• Exercise task
Extract each line of the data and write it out again exactly.

(Stored data)
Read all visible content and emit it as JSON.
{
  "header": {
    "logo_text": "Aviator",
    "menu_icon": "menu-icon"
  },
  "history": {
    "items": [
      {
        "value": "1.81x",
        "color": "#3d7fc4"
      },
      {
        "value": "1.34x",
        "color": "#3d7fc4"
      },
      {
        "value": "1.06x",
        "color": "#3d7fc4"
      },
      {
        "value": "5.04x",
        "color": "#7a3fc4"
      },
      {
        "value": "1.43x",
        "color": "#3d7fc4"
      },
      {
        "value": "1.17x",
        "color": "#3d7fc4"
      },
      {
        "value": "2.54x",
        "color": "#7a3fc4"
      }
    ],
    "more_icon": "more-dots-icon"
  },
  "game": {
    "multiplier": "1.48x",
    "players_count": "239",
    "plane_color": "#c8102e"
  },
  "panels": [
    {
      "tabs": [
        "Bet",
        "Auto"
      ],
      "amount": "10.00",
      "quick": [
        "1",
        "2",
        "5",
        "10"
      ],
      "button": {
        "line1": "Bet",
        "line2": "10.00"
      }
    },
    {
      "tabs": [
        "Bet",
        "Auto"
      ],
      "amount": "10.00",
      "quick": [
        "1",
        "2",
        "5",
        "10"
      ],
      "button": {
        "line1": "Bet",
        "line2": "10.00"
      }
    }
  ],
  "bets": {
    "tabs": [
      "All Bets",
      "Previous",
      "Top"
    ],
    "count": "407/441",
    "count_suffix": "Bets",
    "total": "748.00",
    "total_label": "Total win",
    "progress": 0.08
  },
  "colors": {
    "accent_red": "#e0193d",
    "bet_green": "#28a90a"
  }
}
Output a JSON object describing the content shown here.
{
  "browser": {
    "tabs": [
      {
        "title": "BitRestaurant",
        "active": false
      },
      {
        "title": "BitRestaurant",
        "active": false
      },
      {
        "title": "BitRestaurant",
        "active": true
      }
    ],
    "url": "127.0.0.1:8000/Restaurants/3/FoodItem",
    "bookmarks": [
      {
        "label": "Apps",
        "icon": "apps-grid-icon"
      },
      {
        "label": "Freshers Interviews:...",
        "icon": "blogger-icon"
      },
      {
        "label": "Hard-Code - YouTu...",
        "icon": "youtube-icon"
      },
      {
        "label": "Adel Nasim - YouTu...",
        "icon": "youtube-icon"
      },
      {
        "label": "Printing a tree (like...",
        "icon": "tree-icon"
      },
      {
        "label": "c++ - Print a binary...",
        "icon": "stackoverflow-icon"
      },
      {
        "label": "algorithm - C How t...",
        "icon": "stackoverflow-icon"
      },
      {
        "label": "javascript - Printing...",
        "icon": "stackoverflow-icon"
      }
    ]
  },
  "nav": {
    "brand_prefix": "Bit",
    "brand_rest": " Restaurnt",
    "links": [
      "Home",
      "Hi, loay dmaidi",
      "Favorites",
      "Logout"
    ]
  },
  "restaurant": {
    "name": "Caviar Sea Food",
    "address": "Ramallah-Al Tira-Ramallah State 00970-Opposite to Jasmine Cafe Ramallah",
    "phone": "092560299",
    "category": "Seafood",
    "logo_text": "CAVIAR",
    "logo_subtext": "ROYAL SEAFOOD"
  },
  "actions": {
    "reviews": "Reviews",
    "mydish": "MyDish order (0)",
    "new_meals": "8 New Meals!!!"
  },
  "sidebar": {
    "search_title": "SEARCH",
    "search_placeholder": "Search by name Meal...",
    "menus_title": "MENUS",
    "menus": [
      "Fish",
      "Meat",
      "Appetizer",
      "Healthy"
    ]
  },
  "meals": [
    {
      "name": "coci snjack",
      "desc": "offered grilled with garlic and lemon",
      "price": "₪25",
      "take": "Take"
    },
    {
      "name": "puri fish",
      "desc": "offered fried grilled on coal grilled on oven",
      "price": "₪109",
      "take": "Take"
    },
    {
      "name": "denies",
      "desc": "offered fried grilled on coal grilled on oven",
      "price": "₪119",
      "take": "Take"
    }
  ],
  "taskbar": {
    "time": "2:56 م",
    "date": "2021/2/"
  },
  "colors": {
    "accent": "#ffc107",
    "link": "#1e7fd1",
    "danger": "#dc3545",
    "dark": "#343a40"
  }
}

• Response to the exercise
Read all visible content and emit it as JSON.
{
  "header": {
    "logo_text": "Aviator",
    "menu_icon": "menu-icon"
  },
  "history": {
    "items": [
      {
        "value": "1.81x",
        "color": "#3d7fc4"
      },
      {
        "value": "1.34x",
        "color": "#3d7fc4"
      },
      {
        "value": "1.06x",
        "color": "#3d7fc4"
      },
      {
        "value": "5.04x",
        "color": "#7a3fc4"
      },
      {
        "value": "1.43x",
        "color": "#3d7fc4"
      },
      {
        "value": "1.17x",
        "color": "#3d7fc4"
      },
      {
        "value": "2.54x",
        "color": "#7a3fc4"
      }
    ],
    "more_icon": "more-dots-icon"
  },
  "game": {
    "multiplier": "1.48x",
    "players_count": "239",
    "plane_color": "#c8102e"
  },
  "panels": [
    {
      "tabs": [
        "Bet",
        "Auto"
      ],
      "amount": "10.00",
      "quick": [
        "1",
        "2",
        "5",
        "10"
      ],
      "button": {
        "line1": "Bet",
        "line2": "10.00"
      }
    },
    {
      "tabs": [
        "Bet",
        "Auto"
      ],
      "amount": "10.00",
      "quick": [
        "1",
        "2",
        "5",
        "10"
      ],
      "button": {
        "line1": "Bet",
        "line2": "10.00"
      }
    }
  ],
  "bets": {
    "tabs": [
      "All Bets",
      "Previous",
      "Top"
    ],
    "count": "407/441",
    "count_suffix": "Bets",
    "total": "748.00",
    "total_label": "Total win",
    "progress": 0.08
  },
  "colors": {
    "accent_red": "#e0193d",
    "bet_green": "#28a90a"
  }
}
Output a JSON object describing the content shown here.
{
  "browser": {
    "tabs": [
      {
        "title": "BitRestaurant",
        "active": false
      },
      {
        "title": "BitRestaurant",
        "active": false
      },
      {
        "title": "BitRestaurant",
        "active": true
      }
    ],
    "url": "127.0.0.1:8000/Restaurants/3/FoodItem",
    "bookmarks": [
      {
        "label": "Apps",
        "icon": "apps-grid-icon"
      },
      {
        "label": "Freshers Interviews:...",
        "icon": "blogger-icon"
      },
      {
        "label": "Hard-Code - YouTu...",
        "icon": "youtube-icon"
      },
      {
        "label": "Adel Nasim - YouTu...",
        "icon": "youtube-icon"
      },
      {
        "label": "Printing a tree (like...",
        "icon": "tree-icon"
      },
      {
        "label": "c++ - Print a binary...",
        "icon": "stackoverflow-icon"
      },
      {
        "label": "algorithm - C How t...",
        "icon": "stackoverflow-icon"
      },
      {
        "label": "javascript - Printing...",
        "icon": "stackoverflow-icon"
      }
    ]
  },
  "nav": {
    "brand_prefix": "Bit",
    "brand_rest": " Restaurnt",
    "links": [
      "Home",
      "Hi, loay dmaidi",
      "Favorites",
      "Logout"
    ]
  },
  "restaurant": {
    "name": "Caviar Sea Food",
    "address": "Ramallah-Al Tira-Ramallah State 00970-Opposite to Jasmine Cafe Ramallah",
    "phone": "092560299",
    "category": "Seafood",
    "logo_text": "CAVIAR",
    "logo_subtext": "ROYAL SEAFOOD"
  },
  "actions": {
    "reviews": "Reviews",
    "mydish": "MyDish order (0)",
    "new_meals": "8 New Meals!!!"
  },
  "sidebar": {
    "search_title": "SEARCH",
    "search_placeholder": "Search by name Meal...",
    "menus_title": "MENUS",
    "menus": [
      "Fish",
      "Meat",
      "Appetizer",
      "Healthy"
    ]
  },
  "meals": [
    {
      "name": "coci snjack",
      "desc": "offered grilled with garlic and lemon",
      "price": "₪25",
      "take": "Take"
    },
    {
      "name": "puri fish",
      "desc": "offered fried grilled on coal grilled on oven",
      "price": "₪109",
      "take": "Take"
    },
    {
      "name": "denies",
      "desc": "offered fried grilled on coal grilled on oven",
      "price": "₪119",
      "take": "Take"
    }
  ],
  "taskbar": {
    "time": "2:56 م",
    "date": "2021/2/"
  },
  "colors": {
    "accent": "#ffc107",
    "link": "#1e7fd1",
    "danger": "#dc3545",
    "dark": "#343a40"
  }
}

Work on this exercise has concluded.